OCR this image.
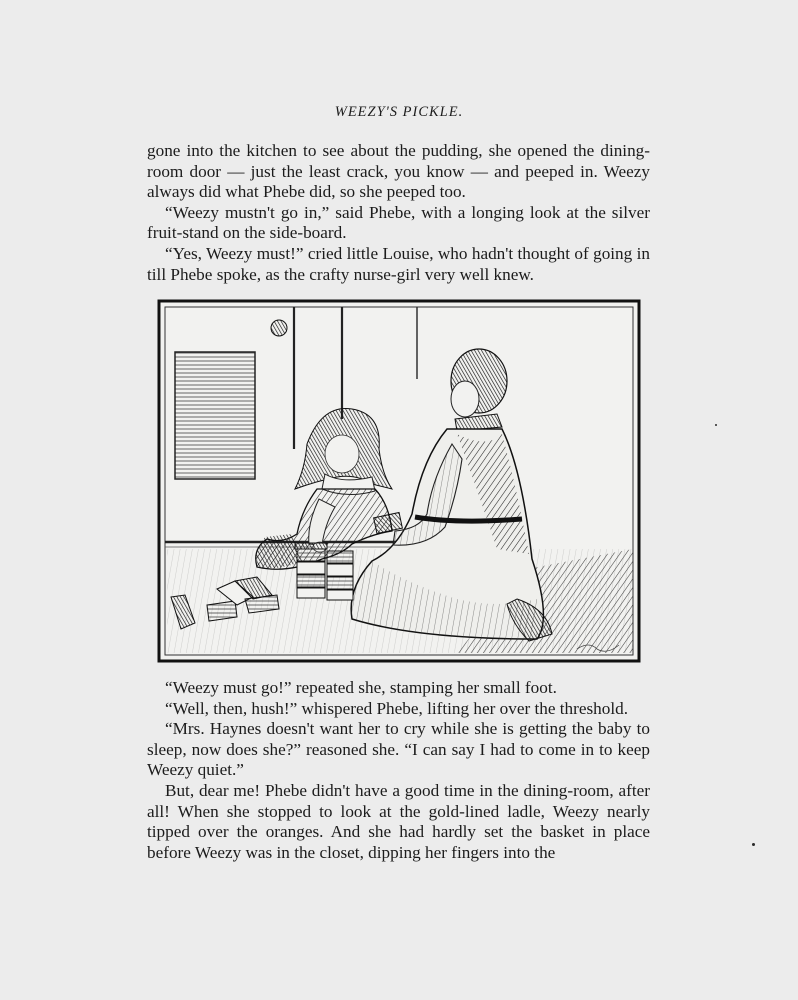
WEEZY'S PICKLE.

gone into the kitchen to see about the pudding, she opened the dining-room door — just the least crack, you know — and peeped in. Weezy always did what Phebe did, so she peeped too.

“Weezy mustn't go in,” said Phebe, with a longing look at the silver fruit-stand on the side-board.

“Yes, Weezy must!” cried little Louise, who hadn't thought of going in till Phebe spoke, as the crafty nurse-girl very well knew.

“Weezy must go!” repeated she, stamping her small foot.

“Well, then, hush!” whispered Phebe, lifting her over the threshold.

“Mrs. Haynes doesn't want her to cry while she is getting the baby to sleep, now does she?” reasoned she. “I can say I had to come in to keep Weezy quiet.”

But, dear me! Phebe didn't have a good time in the dining-room, after all! When she stopped to look at the gold-lined ladle, Weezy nearly tipped over the oranges. And she had hardly set the basket in place before Weezy was in the closet, dipping her fingers into the
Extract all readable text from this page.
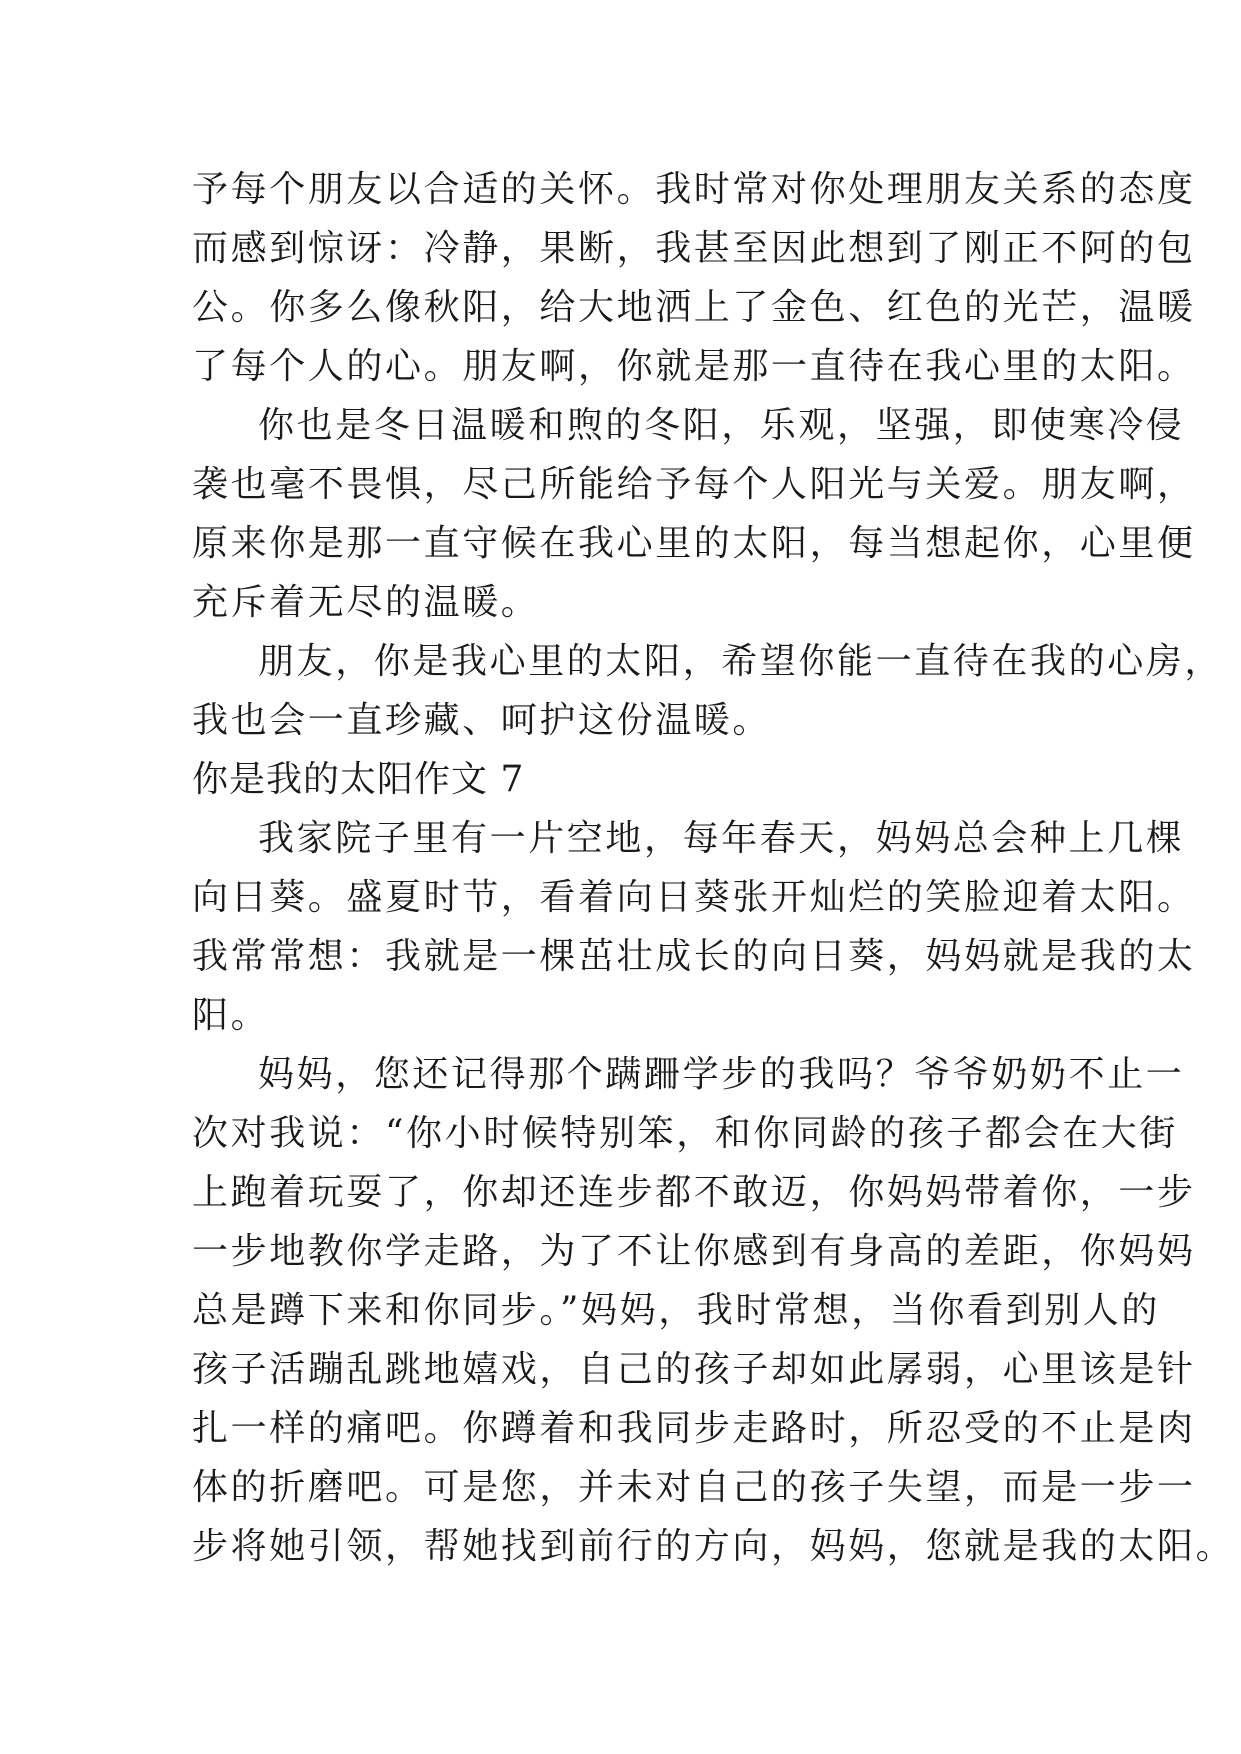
予每个朋友以合适的关怀。我时常对你处理朋友关系的态度
而感到惊讶：冷静，果断，我甚至因此想到了刚正不阿的包
公。你多么像秋阳，给大地洒上了金色、红色的光芒，温暖
了每个人的心。朋友啊，你就是那一直待在我心里的太阳。
你也是冬日温暖和煦的冬阳，乐观，坚强，即使寒冷侵
袭也毫不畏惧，尽己所能给予每个人阳光与关爱。朋友啊，
原来你是那一直守候在我心里的太阳，每当想起你，心里便
充斥着无尽的温暖。
朋友，你是我心里的太阳，希望你能一直待在我的心房，
我也会一直珍藏、呵护这份温暖。
你是我的太阳作文 7
我家院子里有一片空地，每年春天，妈妈总会种上几棵
向日葵。盛夏时节，看着向日葵张开灿烂的笑脸迎着太阳。
我常常想：我就是一棵茁壮成长的向日葵，妈妈就是我的太
阳。
妈妈，您还记得那个蹒跚学步的我吗？爷爷奶奶不止一
次对我说：“你小时候特别笨，和你同龄的孩子都会在大街
上跑着玩耍了，你却还连步都不敢迈，你妈妈带着你，一步
一步地教你学走路，为了不让你感到有身高的差距，你妈妈
总是蹲下来和你同步。”妈妈，我时常想，当你看到别人的
孩子活蹦乱跳地嬉戏，自己的孩子却如此孱弱，心里该是针
扎一样的痛吧。你蹲着和我同步走路时，所忍受的不止是肉
体的折磨吧。可是您，并未对自己的孩子失望，而是一步一
步将她引领，帮她找到前行的方向，妈妈，您就是我的太阳。
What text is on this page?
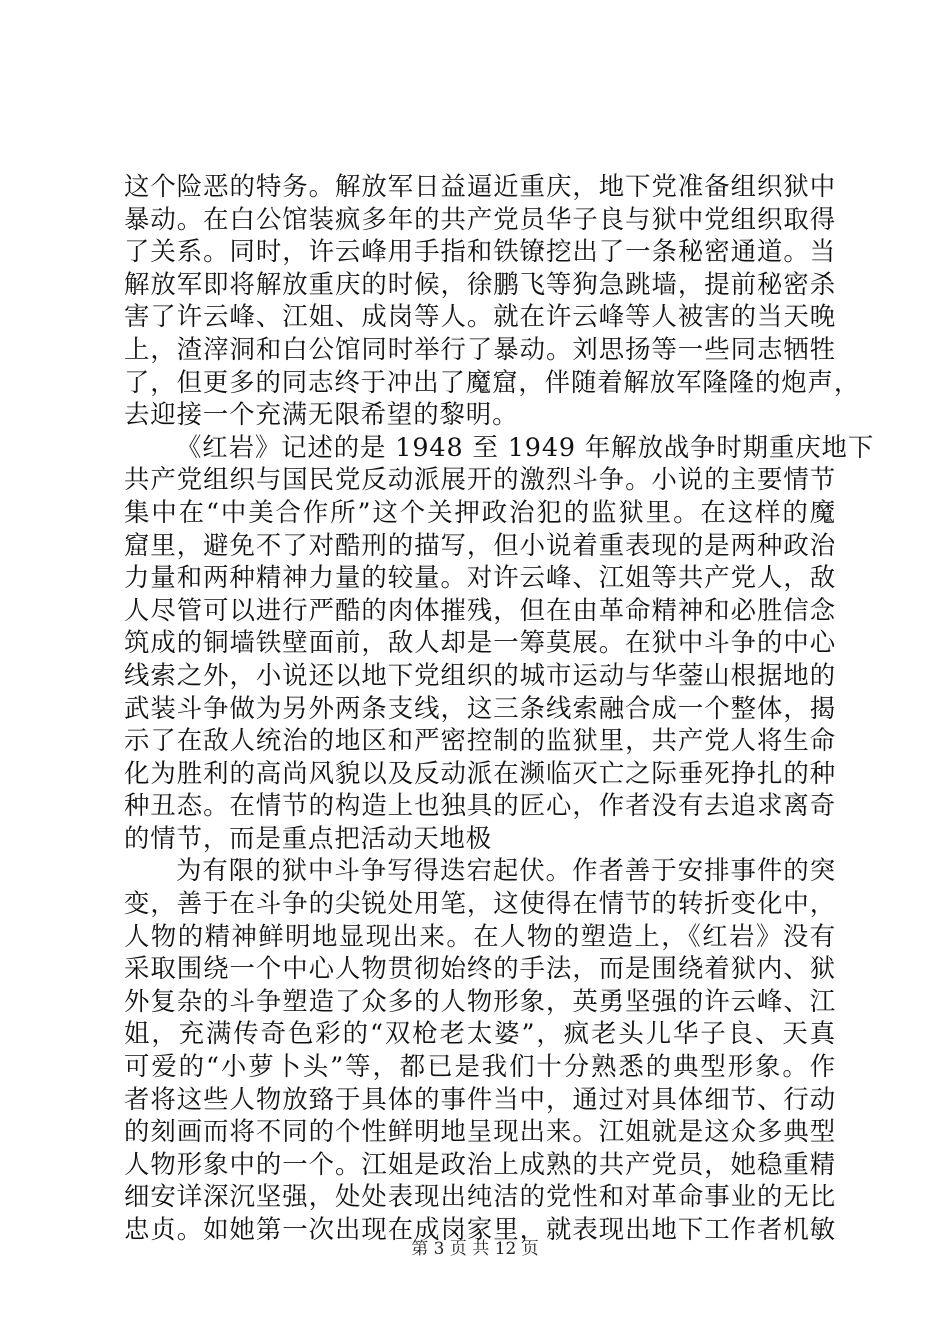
这个险恶的特务。解放军日益逼近重庆，地下党准备组织狱中
暴动。在白公馆装疯多年的共产党员华子良与狱中党组织取得
了关系。同时，许云峰用手指和铁镣挖出了一条秘密通道。当
解放军即将解放重庆的时候，徐鹏飞等狗急跳墙，提前秘密杀
害了许云峰、江姐、成岗等人。就在许云峰等人被害的当天晚
上，渣滓洞和白公馆同时举行了暴动。刘思扬等一些同志牺牲
了，但更多的同志终于冲出了魔窟，伴随着解放军隆隆的炮声，
去迎接一个充满无限希望的黎明。
《红岩》记述的是 1948 至 1949 年解放战争时期重庆地下
共产党组织与国民党反动派展开的激烈斗争。小说的主要情节
集中在“中美合作所”这个关押政治犯的监狱里。在这样的魔
窟里，避免不了对酷刑的描写，但小说着重表现的是两种政治
力量和两种精神力量的较量。对许云峰、江姐等共产党人，敌
人尽管可以进行严酷的肉体摧残，但在由革命精神和必胜信念
筑成的铜墙铁壁面前，敌人却是一筹莫展。在狱中斗争的中心
线索之外，小说还以地下党组织的城市运动与华蓥山根据地的
武装斗争做为另外两条支线，这三条线索融合成一个整体，揭
示了在敌人统治的地区和严密控制的监狱里，共产党人将生命
化为胜利的高尚风貌以及反动派在濒临灭亡之际垂死挣扎的种
种丑态。在情节的构造上也独具的匠心，作者没有去追求离奇
的情节，而是重点把活动天地极
为有限的狱中斗争写得迭宕起伏。作者善于安排事件的突
变，善于在斗争的尖锐处用笔，这使得在情节的转折变化中，
人物的精神鲜明地显现出来。在人物的塑造上，《红岩》没有
采取围绕一个中心人物贯彻始终的手法，而是围绕着狱内、狱
外复杂的斗争塑造了众多的人物形象，英勇坚强的许云峰、江
姐，充满传奇色彩的“双枪老太婆”，疯老头儿华子良、天真
可爱的“小萝卜头”等，都已是我们十分熟悉的典型形象。作
者将这些人物放臵于具体的事件当中，通过对具体细节、行动
的刻画而将不同的个性鲜明地呈现出来。江姐就是这众多典型
人物形象中的一个。江姐是政治上成熟的共产党员，她稳重精
细安详深沉坚强，处处表现出纯洁的党性和对革命事业的无比
忠贞。如她第一次出现在成岗家里，就表现出地下工作者机敏
第 3 页 共 12 页
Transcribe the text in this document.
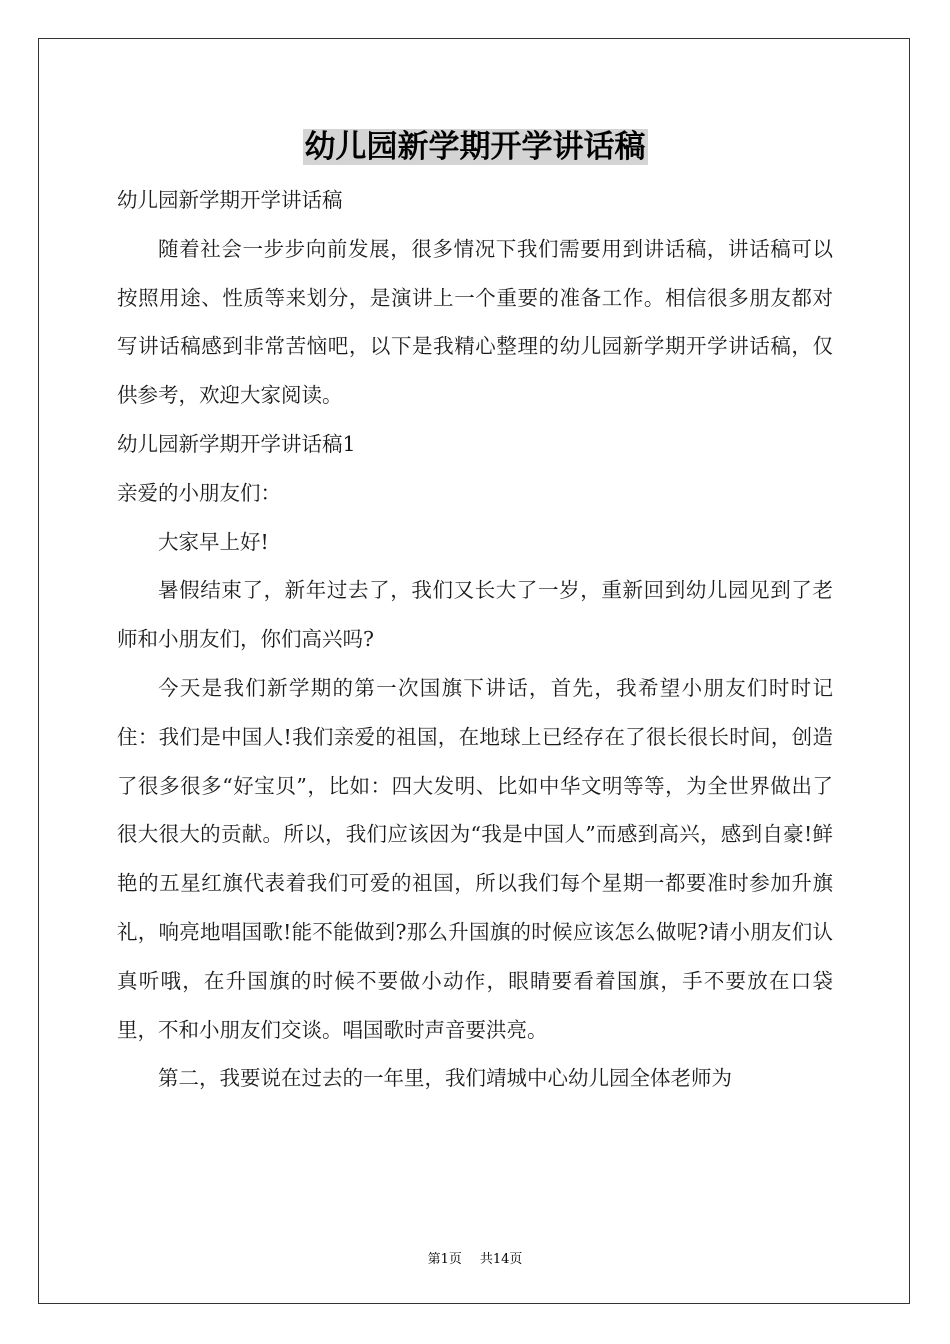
幼儿园新学期开学讲话稿

幼儿园新学期开学讲话稿

随着社会一步步向前发展，很多情况下我们需要用到讲话稿，讲话稿可以按照用途、性质等来划分，是演讲上一个重要的准备工作。相信很多朋友都对写讲话稿感到非常苦恼吧，以下是我精心整理的幼儿园新学期开学讲话稿，仅供参考，欢迎大家阅读。

幼儿园新学期开学讲话稿1

亲爱的小朋友们：

大家早上好!

暑假结束了，新年过去了，我们又长大了一岁，重新回到幼儿园见到了老师和小朋友们，你们高兴吗?

今天是我们新学期的第一次国旗下讲话，首先，我希望小朋友们时时记住：我们是中国人!我们亲爱的祖国，在地球上已经存在了很长很长时间，创造了很多很多“好宝贝”，比如：四大发明、比如中华文明等等，为全世界做出了很大很大的贡献。所以，我们应该因为“我是中国人”而感到高兴，感到自豪!鲜艳的五星红旗代表着我们可爱的祖国，所以我们每个星期一都要准时参加升旗礼，响亮地唱国歌!能不能做到?那么升国旗的时候应该怎么做呢?请小朋友们认真听哦，在升国旗的时候不要做小动作，眼睛要看着国旗，手不要放在口袋里，不和小朋友们交谈。唱国歌时声音要洪亮。

第二，我要说在过去的一年里，我们靖城中心幼儿园全体老师为

第1页 共14页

**********

*WHAT IS ASKED*. Leave out all pictures, then copy the remaining material exactly.

*FULL SOLUTION*.
OCR this image.
WEEZY'S PICKLE.

gone into the kitchen to see about the pudding, she opened the dining-room door — just the least crack, you know — and peeped in. Weezy always did what Phebe did, so she peeped too.

“Weezy mustn't go in,” said Phebe, with a longing look at the silver fruit-stand on the side-board.

“Yes, Weezy must!” cried little Louise, who hadn't thought of going in till Phebe spoke, as the crafty nurse-girl very well knew.

“Weezy must go!” repeated she, stamping her small foot.

“Well, then, hush!” whispered Phebe, lifting her over the threshold.

“Mrs. Haynes doesn't want her to cry while she is getting the baby to sleep, now does she?” reasoned she. “I can say I had to come in to keep Weezy quiet.”

But, dear me! Phebe didn't have a good time in the dining-room, after all! When she stopped to look at the gold-lined ladle, Weezy nearly tipped over the oranges. And she had hardly set the basket in place before Weezy was in the closet, dipping her fingers into the
Extract all readable text from this page.
予每个朋友以合适的关怀。我时常对你处理朋友关系的态度
而感到惊讶：冷静，果断，我甚至因此想到了刚正不阿的包
公。你多么像秋阳，给大地洒上了金色、红色的光芒，温暖
了每个人的心。朋友啊，你就是那一直待在我心里的太阳。
你也是冬日温暖和煦的冬阳，乐观，坚强，即使寒冷侵
袭也毫不畏惧，尽己所能给予每个人阳光与关爱。朋友啊，
原来你是那一直守候在我心里的太阳，每当想起你，心里便
充斥着无尽的温暖。
朋友，你是我心里的太阳，希望你能一直待在我的心房，
我也会一直珍藏、呵护这份温暖。
你是我的太阳作文 7
我家院子里有一片空地，每年春天，妈妈总会种上几棵
向日葵。盛夏时节，看着向日葵张开灿烂的笑脸迎着太阳。
我常常想：我就是一棵茁壮成长的向日葵，妈妈就是我的太
阳。
妈妈，您还记得那个蹒跚学步的我吗？爷爷奶奶不止一
次对我说：“你小时候特别笨，和你同龄的孩子都会在大街
上跑着玩耍了，你却还连步都不敢迈，你妈妈带着你，一步
一步地教你学走路，为了不让你感到有身高的差距，你妈妈
总是蹲下来和你同步。”妈妈，我时常想，当你看到别人的
孩子活蹦乱跳地嬉戏，自己的孩子却如此孱弱，心里该是针
扎一样的痛吧。你蹲着和我同步走路时，所忍受的不止是肉
体的折磨吧。可是您，并未对自己的孩子失望，而是一步一
步将她引领，帮她找到前行的方向，妈妈，您就是我的太阳。
What text is on this page?
这个险恶的特务。解放军日益逼近重庆，地下党准备组织狱中
暴动。在白公馆装疯多年的共产党员华子良与狱中党组织取得
了关系。同时，许云峰用手指和铁镣挖出了一条秘密通道。当
解放军即将解放重庆的时候，徐鹏飞等狗急跳墙，提前秘密杀
害了许云峰、江姐、成岗等人。就在许云峰等人被害的当天晚
上，渣滓洞和白公馆同时举行了暴动。刘思扬等一些同志牺牲
了，但更多的同志终于冲出了魔窟，伴随着解放军隆隆的炮声，
去迎接一个充满无限希望的黎明。
《红岩》记述的是 1948 至 1949 年解放战争时期重庆地下
共产党组织与国民党反动派展开的激烈斗争。小说的主要情节
集中在“中美合作所”这个关押政治犯的监狱里。在这样的魔
窟里，避免不了对酷刑的描写，但小说着重表现的是两种政治
力量和两种精神力量的较量。对许云峰、江姐等共产党人，敌
人尽管可以进行严酷的肉体摧残，但在由革命精神和必胜信念
筑成的铜墙铁壁面前，敌人却是一筹莫展。在狱中斗争的中心
线索之外，小说还以地下党组织的城市运动与华蓥山根据地的
武装斗争做为另外两条支线，这三条线索融合成一个整体，揭
示了在敌人统治的地区和严密控制的监狱里，共产党人将生命
化为胜利的高尚风貌以及反动派在濒临灭亡之际垂死挣扎的种
种丑态。在情节的构造上也独具的匠心，作者没有去追求离奇
的情节，而是重点把活动天地极
为有限的狱中斗争写得迭宕起伏。作者善于安排事件的突
变，善于在斗争的尖锐处用笔，这使得在情节的转折变化中，
人物的精神鲜明地显现出来。在人物的塑造上，《红岩》没有
采取围绕一个中心人物贯彻始终的手法，而是围绕着狱内、狱
外复杂的斗争塑造了众多的人物形象，英勇坚强的许云峰、江
姐，充满传奇色彩的“双枪老太婆”，疯老头儿华子良、天真
可爱的“小萝卜头”等，都已是我们十分熟悉的典型形象。作
者将这些人物放臵于具体的事件当中，通过对具体细节、行动
的刻画而将不同的个性鲜明地呈现出来。江姐就是这众多典型
人物形象中的一个。江姐是政治上成熟的共产党员，她稳重精
细安详深沉坚强，处处表现出纯洁的党性和对革命事业的无比
忠贞。如她第一次出现在成岗家里，就表现出地下工作者机敏
第 3 页 共 12 页
Transcribe the text in this document.
幼儿园新学期开学讲话稿

幼儿园新学期开学讲话稿

随着社会一步步向前发展，很多情况下我们需要用到讲话稿，讲话稿可以按照用途、性质等来划分，是演讲上一个重要的准备工作。相信很多朋友都对写讲话稿感到非常苦恼吧，以下是我精心整理的幼儿园新学期开学讲话稿，仅供参考，欢迎大家阅读。

幼儿园新学期开学讲话稿1

亲爱的小朋友们：

大家早上好!

暑假结束了，新年过去了，我们又长大了一岁，重新回到幼儿园见到了老师和小朋友们，你们高兴吗?

今天是我们新学期的第一次国旗下讲话，首先，我希望小朋友们时时记住：我们是中国人!我们亲爱的祖国，在地球上已经存在了很长很长时间，创造了很多很多“好宝贝”，比如：四大发明、比如中华文明等等，为全世界做出了很大很大的贡献。所以，我们应该因为“我是中国人”而感到高兴，感到自豪!鲜艳的五星红旗代表着我们可爱的祖国，所以我们每个星期一都要准时参加升旗礼，响亮地唱国歌!能不能做到?那么升国旗的时候应该怎么做呢?请小朋友们认真听哦，在升国旗的时候不要做小动作，眼睛要看着国旗，手不要放在口袋里，不和小朋友们交谈。唱国歌时声音要洪亮。

第二，我要说在过去的一年里，我们靖城中心幼儿园全体老师为

第1页 共14页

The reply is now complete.